(Given instruction):
Answer with one number only: the number of lines that contain "ffffff".

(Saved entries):
........

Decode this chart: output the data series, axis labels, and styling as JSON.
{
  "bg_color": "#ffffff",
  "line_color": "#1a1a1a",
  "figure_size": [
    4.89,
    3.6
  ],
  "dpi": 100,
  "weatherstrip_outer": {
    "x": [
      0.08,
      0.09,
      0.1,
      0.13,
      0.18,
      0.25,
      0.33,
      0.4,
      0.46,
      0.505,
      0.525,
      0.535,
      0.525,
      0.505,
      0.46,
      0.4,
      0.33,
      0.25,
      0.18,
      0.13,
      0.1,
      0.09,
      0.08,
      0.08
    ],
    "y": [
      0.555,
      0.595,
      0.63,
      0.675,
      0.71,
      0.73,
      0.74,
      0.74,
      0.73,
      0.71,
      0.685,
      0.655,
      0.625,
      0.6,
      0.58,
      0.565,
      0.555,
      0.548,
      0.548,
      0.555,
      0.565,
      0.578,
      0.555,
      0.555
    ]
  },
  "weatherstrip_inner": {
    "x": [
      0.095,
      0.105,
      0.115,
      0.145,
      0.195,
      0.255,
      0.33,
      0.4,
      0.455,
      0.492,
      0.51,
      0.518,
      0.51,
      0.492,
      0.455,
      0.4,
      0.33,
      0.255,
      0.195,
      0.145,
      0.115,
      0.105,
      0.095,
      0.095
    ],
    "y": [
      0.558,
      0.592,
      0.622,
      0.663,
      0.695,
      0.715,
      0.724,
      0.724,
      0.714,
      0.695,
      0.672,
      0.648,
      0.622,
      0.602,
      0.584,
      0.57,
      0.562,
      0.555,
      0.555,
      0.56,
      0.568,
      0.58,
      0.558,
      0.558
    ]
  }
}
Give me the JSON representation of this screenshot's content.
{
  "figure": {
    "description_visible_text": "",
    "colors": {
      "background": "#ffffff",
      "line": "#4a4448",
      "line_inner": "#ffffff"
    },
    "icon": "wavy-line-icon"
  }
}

........

(Output below):
3